AirBird® - The canary in the mine
Based on 6 years of research into sensors, pollution, and air quality, the AirBird® offers a state-of-the-art product, packaged in a thoughtful and elegant design experience, with the purpose to improve the indoor climate. The bird is designed and developed in collaboration between GXN, VELUX Group and Leapcraft.
Indoor climate sensor
AirBird® is an intelligent indoor climate sensor that helps improve the indoor climate by nudging behavioural change. It can quickly detect poor indoor air quality and helps occupants of a room to take necessary action. It can give feedback via bird sounds or via a soft glow to prompt you to adjust ventilation, heating or cooling. The AirBird Plus version can also wirelessly connect to a hub to transmit data and generate recommendations via an accompanying app for smartphones. The shape of AirBird® is inspired by an elegant Japanese origami bird. It is easy to operate, requiring no WiFi set-up, is battery-powered and ready-to-use out of the box.

▸ Request: Quote the part of the AirBird® text that begins at the words "AirBird® - The" and stops after the words "Group and Leapcraft.".

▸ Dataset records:
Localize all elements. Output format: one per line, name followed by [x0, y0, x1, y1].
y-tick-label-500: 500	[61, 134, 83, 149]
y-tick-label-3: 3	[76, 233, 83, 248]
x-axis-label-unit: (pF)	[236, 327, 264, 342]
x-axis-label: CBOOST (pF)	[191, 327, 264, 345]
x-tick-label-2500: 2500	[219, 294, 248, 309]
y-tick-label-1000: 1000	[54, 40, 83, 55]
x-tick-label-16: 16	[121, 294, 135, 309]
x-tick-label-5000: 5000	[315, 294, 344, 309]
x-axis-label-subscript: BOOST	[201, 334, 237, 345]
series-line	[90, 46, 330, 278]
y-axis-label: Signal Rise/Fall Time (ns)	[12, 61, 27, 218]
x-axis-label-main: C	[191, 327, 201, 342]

▸ Full solution:
AirBird® - The canary in the mine
Based on 6 years of research into sensors, pollution, and air quality, the AirBird® offers a state-of-the-art product, packaged in a thoughtful and elegant design experience, with the purpose to improve the indoor climate. The bird is designed and developed in collaboration between GXN, VELUX Group and Leapcraft.